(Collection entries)
## BEGIN

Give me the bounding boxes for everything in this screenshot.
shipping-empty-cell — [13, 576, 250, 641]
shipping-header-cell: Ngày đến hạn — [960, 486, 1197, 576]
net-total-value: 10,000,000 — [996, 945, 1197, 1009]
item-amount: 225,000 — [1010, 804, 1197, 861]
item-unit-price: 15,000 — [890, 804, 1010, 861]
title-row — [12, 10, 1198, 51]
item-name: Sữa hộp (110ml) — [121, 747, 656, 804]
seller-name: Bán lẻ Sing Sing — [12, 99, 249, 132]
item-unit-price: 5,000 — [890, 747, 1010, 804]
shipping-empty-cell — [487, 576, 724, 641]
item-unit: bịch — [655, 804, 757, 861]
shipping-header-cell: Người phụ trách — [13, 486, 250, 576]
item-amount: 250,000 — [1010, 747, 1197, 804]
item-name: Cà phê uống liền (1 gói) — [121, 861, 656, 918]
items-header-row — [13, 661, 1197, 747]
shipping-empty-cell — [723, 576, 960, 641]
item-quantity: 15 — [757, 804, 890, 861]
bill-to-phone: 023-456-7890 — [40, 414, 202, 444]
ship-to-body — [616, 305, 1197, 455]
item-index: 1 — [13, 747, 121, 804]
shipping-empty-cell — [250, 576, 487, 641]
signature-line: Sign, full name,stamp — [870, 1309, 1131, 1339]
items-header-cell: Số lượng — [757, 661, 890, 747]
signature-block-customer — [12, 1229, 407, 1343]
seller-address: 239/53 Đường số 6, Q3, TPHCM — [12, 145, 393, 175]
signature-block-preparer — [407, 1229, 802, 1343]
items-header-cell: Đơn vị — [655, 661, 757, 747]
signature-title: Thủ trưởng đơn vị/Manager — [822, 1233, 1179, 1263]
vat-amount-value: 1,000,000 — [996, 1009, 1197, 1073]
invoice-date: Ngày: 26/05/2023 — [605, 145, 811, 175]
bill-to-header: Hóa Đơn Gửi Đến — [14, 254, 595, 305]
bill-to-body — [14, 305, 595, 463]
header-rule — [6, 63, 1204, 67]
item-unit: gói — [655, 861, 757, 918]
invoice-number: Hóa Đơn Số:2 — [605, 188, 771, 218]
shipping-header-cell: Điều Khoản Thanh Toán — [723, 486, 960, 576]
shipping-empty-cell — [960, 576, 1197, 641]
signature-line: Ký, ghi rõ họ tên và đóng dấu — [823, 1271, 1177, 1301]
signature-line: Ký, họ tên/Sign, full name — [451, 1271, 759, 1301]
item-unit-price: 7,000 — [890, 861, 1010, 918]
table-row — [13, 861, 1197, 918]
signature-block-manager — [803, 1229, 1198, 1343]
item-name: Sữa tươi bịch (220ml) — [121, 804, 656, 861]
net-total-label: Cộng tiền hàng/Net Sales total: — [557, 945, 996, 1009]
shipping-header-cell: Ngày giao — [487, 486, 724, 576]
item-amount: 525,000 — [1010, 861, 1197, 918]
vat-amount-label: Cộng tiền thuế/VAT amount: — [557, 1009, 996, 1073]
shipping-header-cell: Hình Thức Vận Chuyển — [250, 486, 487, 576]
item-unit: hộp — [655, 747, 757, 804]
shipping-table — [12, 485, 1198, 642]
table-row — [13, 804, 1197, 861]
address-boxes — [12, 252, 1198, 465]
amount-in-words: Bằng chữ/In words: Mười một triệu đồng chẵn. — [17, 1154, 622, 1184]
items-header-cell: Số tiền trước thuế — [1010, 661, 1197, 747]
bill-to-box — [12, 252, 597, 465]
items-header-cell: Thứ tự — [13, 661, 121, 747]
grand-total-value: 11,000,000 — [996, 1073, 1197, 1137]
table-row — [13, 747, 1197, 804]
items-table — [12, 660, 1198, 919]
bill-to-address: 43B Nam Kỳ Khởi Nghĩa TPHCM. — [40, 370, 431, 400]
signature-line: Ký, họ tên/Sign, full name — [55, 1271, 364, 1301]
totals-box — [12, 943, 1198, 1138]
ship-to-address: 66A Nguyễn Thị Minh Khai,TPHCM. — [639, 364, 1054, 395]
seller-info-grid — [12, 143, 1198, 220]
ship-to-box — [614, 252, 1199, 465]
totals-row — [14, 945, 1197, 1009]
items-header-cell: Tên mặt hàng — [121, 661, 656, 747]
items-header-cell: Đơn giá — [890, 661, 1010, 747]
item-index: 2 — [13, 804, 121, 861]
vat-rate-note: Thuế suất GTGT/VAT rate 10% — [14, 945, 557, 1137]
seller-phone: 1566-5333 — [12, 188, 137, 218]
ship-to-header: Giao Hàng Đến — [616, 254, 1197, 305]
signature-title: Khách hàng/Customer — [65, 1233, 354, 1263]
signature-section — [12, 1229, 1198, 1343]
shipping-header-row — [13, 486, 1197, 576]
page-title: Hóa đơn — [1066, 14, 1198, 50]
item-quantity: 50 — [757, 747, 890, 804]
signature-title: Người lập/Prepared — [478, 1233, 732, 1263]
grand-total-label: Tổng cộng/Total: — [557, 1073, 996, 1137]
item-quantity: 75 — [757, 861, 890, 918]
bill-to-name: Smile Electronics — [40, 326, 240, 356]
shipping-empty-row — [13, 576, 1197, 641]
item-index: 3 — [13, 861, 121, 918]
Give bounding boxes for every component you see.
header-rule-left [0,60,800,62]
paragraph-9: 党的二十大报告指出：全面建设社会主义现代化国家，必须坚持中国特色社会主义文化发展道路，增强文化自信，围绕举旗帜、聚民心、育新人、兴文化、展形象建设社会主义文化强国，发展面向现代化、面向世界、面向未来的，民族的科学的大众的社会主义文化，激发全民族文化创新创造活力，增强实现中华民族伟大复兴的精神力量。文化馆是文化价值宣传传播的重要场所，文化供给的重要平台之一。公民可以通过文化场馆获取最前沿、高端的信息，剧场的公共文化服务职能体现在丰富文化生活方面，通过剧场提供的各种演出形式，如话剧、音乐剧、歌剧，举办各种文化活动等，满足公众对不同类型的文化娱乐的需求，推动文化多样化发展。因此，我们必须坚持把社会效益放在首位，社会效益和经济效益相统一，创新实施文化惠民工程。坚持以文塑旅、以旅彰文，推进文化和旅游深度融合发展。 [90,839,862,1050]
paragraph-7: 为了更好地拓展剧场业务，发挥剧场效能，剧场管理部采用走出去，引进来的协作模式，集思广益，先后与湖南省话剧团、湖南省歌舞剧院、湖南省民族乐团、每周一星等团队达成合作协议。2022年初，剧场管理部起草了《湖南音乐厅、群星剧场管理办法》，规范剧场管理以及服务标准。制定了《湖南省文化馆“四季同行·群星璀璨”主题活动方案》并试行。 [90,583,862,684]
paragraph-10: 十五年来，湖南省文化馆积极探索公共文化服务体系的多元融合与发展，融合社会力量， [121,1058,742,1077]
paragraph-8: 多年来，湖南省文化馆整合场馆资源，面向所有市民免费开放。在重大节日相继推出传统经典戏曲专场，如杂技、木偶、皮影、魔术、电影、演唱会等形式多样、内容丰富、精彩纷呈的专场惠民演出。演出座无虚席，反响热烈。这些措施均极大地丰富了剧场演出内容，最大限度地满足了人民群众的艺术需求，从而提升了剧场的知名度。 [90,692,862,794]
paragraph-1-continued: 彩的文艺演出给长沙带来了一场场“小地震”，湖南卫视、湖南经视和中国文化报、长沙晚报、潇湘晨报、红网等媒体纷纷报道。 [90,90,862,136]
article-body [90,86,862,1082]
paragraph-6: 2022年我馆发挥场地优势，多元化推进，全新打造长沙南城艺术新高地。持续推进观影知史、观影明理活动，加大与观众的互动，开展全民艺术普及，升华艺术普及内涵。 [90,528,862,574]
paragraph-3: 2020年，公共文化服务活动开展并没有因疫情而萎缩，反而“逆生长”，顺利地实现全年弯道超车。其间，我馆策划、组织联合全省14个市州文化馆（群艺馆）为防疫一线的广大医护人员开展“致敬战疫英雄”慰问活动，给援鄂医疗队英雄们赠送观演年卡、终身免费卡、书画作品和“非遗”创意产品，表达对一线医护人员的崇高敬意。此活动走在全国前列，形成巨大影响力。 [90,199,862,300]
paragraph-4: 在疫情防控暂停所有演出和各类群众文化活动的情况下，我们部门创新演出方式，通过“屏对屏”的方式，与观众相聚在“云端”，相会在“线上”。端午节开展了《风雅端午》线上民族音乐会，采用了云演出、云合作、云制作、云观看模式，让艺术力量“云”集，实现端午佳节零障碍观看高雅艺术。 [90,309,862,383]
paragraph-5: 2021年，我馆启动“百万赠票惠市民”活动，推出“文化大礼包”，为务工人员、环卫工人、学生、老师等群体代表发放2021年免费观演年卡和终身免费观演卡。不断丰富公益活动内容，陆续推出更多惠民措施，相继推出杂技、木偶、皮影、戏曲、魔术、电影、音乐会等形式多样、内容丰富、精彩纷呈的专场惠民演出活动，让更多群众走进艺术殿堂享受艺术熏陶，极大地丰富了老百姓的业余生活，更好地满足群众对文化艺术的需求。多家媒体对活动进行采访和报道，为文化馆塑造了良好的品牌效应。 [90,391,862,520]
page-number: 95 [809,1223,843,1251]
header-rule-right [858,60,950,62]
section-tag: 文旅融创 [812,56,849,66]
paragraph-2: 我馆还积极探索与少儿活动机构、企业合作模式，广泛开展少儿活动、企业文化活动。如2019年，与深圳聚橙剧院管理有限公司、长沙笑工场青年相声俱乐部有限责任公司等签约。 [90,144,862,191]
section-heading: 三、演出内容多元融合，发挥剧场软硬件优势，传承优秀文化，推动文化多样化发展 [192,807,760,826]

## END

Short task -
Count the lines in the listing above that contain the string "内容丰富", with case counting. Reply with the number only.

Task result -
2